EXERCISE – Copy every entry exactly as given, minus the images.

DATASET ROWS –
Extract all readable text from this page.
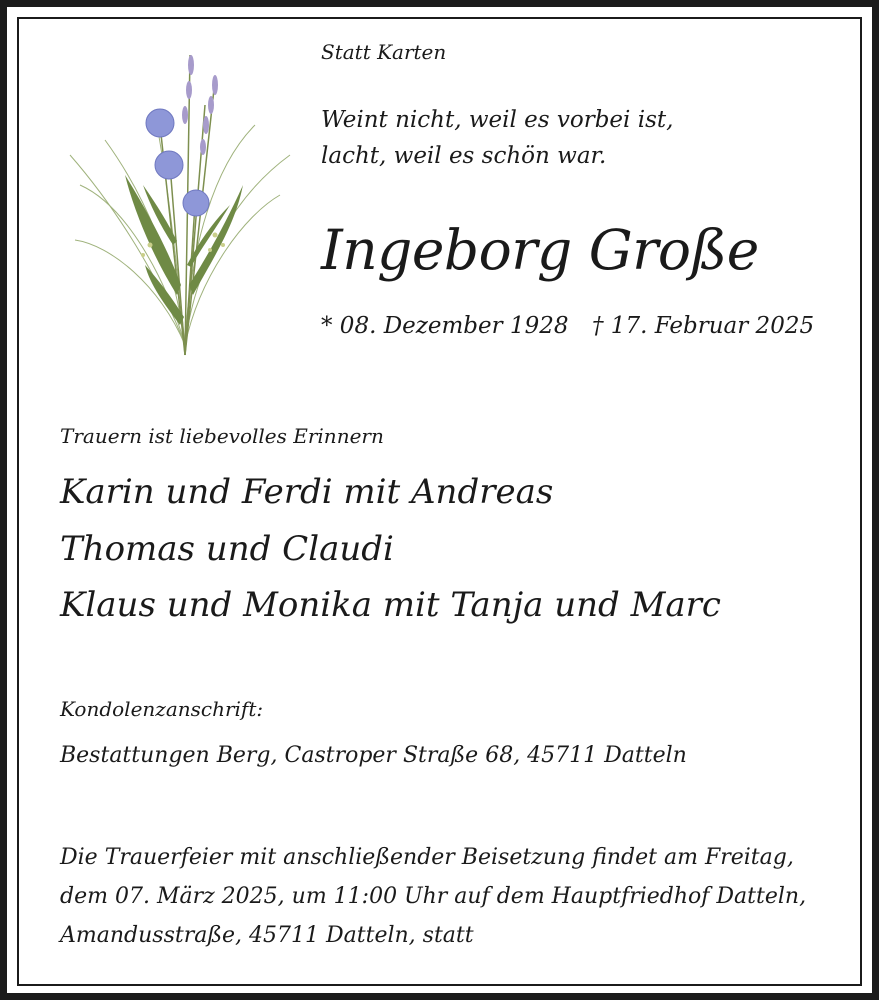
Statt Karten

Weint nicht, weil es vorbei ist,

lacht, weil es schön war.

Ingeborg Große

* 08. Dezember 1928 † 17. Februar 2025

Trauern ist liebevolles Erinnern

Karin und Ferdi mit Andreas

Thomas und Claudi

Klaus und Monika mit Tanja und Marc

Kondolenzanschrift:

Bestattungen Berg, Castroper Straße 68, 45711 Datteln

Die Trauerfeier mit anschließender Beisetzung findet am Freitag,

dem 07. März 2025, um 11:00 Uhr auf dem Hauptfriedhof Datteln,

Amandusstraße, 45711 Datteln, statt
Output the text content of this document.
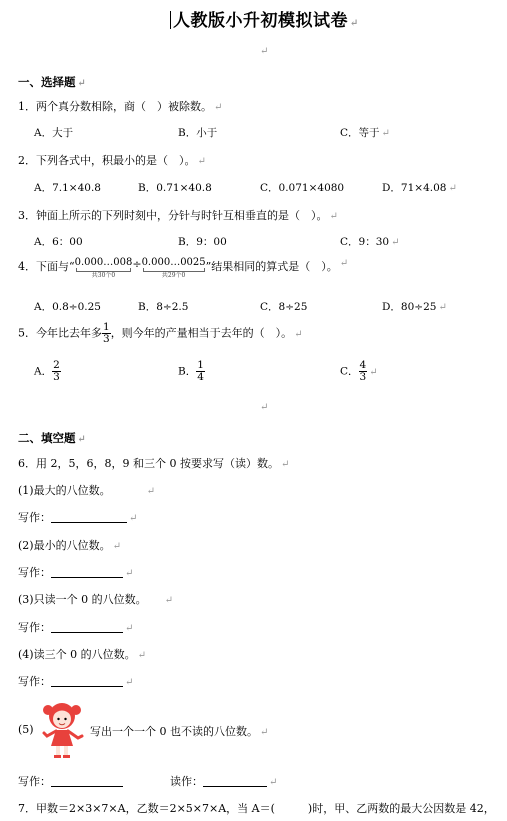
人教版小升初模拟试卷 ↵
↵
一、选择题 ↵
1．两个真分数相除，商（　）被除数。 ↵
A．大于	B．小于	C．等于 ↵
2．下列各式中，积最小的是（　）。 ↵
A．7.1×40.8	B．0.71×40.8	C．0.071×4080	D．71×4.08 ↵
3．钟面上所示的下列时刻中，分针与时针互相垂直的是（　）。 ↵
A．6：00	B．9：00	C．9：30 ↵
4．下面与“0.000…008
共30个0
÷0.000…0025
共29个0
”结果相同的算式是（　）。 ↵
A．0.8÷0.25	B．8÷2.5	C．8÷25	D．80÷25 ↵
5．今年比去年多 $\frac{1}{3}$ ，则今年的产量相当于去年的（　）。 ↵
A． $\frac{2}{3}$	B． $\frac{1}{4}$	C． $\frac{4}{3}$ ↵
↵
二、填空题 ↵
6．用 2，5，6，8，9 和三个 0 按要求写（读）数。 ↵
(1)最大的八位数。	↵
写作：	↵
(2)最小的八位数。 ↵
写作：	↵
(3)只读一个 0 的八位数。 ↵
写作：	↵
(4)读三个 0 的八位数。 ↵
写作：	↵
(5)	写出一个一个 0 也不读的八位数。 ↵
写作：	读作：	↵
7．甲数＝2×3×7×A，乙数＝2×5×7×A，当 A＝(　　　)时，甲、乙两数的最大公因数是 42，
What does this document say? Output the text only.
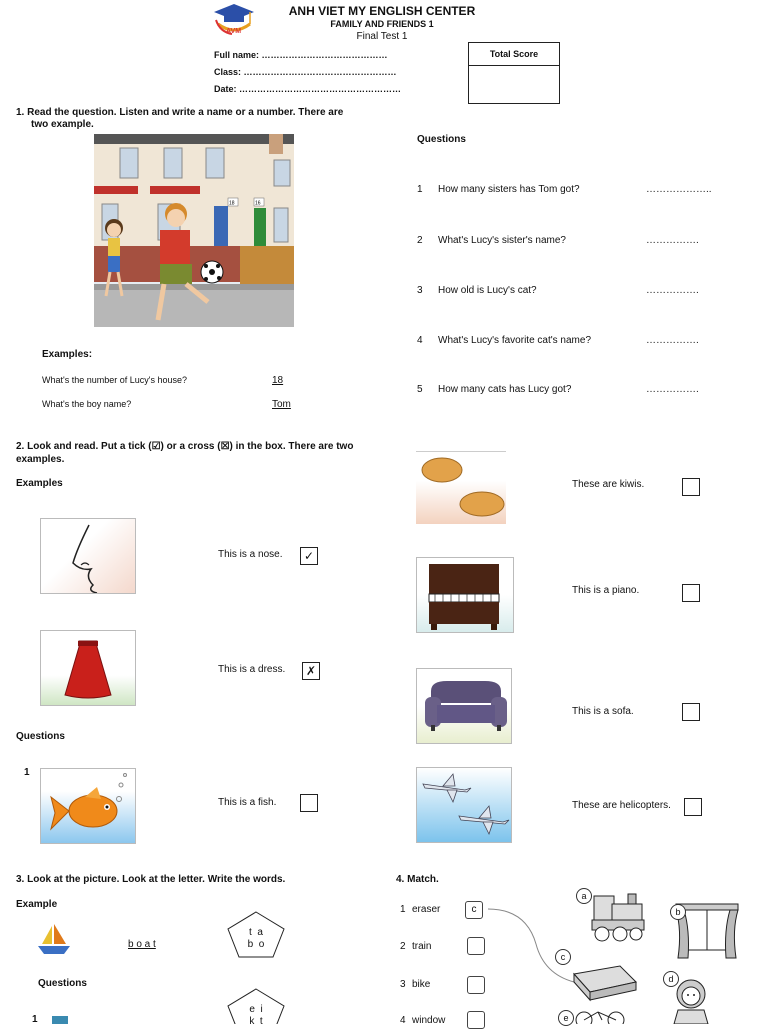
AVM
ANH VIET MY ENGLISH CENTER
FAMILY AND FRIENDS 1
Final Test 1
Full name: ……………………………………
Class: ……………………………………………
Date: ………………………………………………
Total Score
1. Read the question. Listen and write a name or a number. There are
two example.
18	16
Examples:
What's the number of Lucy's house?	18
What's the boy name?	Tom
Questions
1 How many sisters has Tom got?	………………..
2 What's Lucy's sister's name?	…………….
3 How old is Lucy's cat?	…………….
4 What's Lucy's favorite cat's name?	…………….
5 How many cats has Lucy got?	…………….
2. Look and read. Put a tick (☑) or a cross (☒) in the box. There are two
examples.
Examples
This is a nose.	✓
This is a dress.	✗
Questions
1
This is a fish.
These are kiwis.
This is a piano.
This is a sofa.
These are helicopters.
3. Look at the picture. Look at the letter. Write the words.
Example
b o a t
t  a
b  o
Questions
1
e  i
k  t
4. Match.
1 eraser	c
2 train
3 bike
4 window
a
b
c
d
e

THE SOLUTION –
Extract all readable text from this page.
Statt Karten

Weint nicht, weil es vorbei ist,

lacht, weil es schön war.

Ingeborg Große

* 08. Dezember 1928 † 17. Februar 2025

Trauern ist liebevolles Erinnern

Karin und Ferdi mit Andreas

Thomas und Claudi

Klaus und Monika mit Tanja und Marc

Kondolenzanschrift:

Bestattungen Berg, Castroper Straße 68, 45711 Datteln

Die Trauerfeier mit anschließender Beisetzung findet am Freitag,

dem 07. März 2025, um 11:00 Uhr auf dem Hauptfriedhof Datteln,

Amandusstraße, 45711 Datteln, statt
Output the text content of this document.
人教版小升初模拟试卷 ↵
↵
一、选择题 ↵
1．两个真分数相除，商（　）被除数。 ↵
A．大于	B．小于	C．等于 ↵
2．下列各式中，积最小的是（　）。 ↵
A．7.1×40.8	B．0.71×40.8	C．0.071×4080	D．71×4.08 ↵
3．钟面上所示的下列时刻中，分针与时针互相垂直的是（　）。 ↵
A．6：00	B．9：00	C．9：30 ↵
4．下面与“0.000…008
共30个0
÷0.000…0025
共29个0
”结果相同的算式是（　）。 ↵
A．0.8÷0.25	B．8÷2.5	C．8÷25	D．80÷25 ↵
5．今年比去年多 $\frac{1}{3}$ ，则今年的产量相当于去年的（　）。 ↵
A． $\frac{2}{3}$	B． $\frac{1}{4}$	C． $\frac{4}{3}$ ↵
↵
二、填空题 ↵
6．用 2，5，6，8，9 和三个 0 按要求写（读）数。 ↵
(1)最大的八位数。	↵
写作：	↵
(2)最小的八位数。 ↵
写作：	↵
(3)只读一个 0 的八位数。 ↵
写作：	↵
(4)读三个 0 的八位数。 ↵
写作：	↵
(5)	写出一个一个 0 也不读的八位数。 ↵
写作：	读作：	↵
7．甲数＝2×3×7×A，乙数＝2×5×7×A，当 A＝(　　　)时，甲、乙两数的最大公因数是 42，
What does this document say? Output the text only.
AVM
ANH VIET MY ENGLISH CENTER
FAMILY AND FRIENDS 1
Final Test 1
Full name: ……………………………………
Class: ……………………………………………
Date: ………………………………………………
Total Score
1. Read the question. Listen and write a name or a number. There are
two example.
18	16
Examples:
What's the number of Lucy's house?	18
What's the boy name?	Tom
Questions
1 How many sisters has Tom got?	………………..
2 What's Lucy's sister's name?	…………….
3 How old is Lucy's cat?	…………….
4 What's Lucy's favorite cat's name?	…………….
5 How many cats has Lucy got?	…………….
2. Look and read. Put a tick (☑) or a cross (☒) in the box. There are two
examples.
Examples
This is a nose.	✓
This is a dress.	✗
Questions
1
This is a fish.
These are kiwis.
This is a piano.
This is a sofa.
These are helicopters.
3. Look at the picture. Look at the letter. Write the words.
Example
b o a t
t  a
b  o
Questions
1
e  i
k  t
4. Match.
1 eraser	c
2 train
3 bike
4 window
a
b
c
d
e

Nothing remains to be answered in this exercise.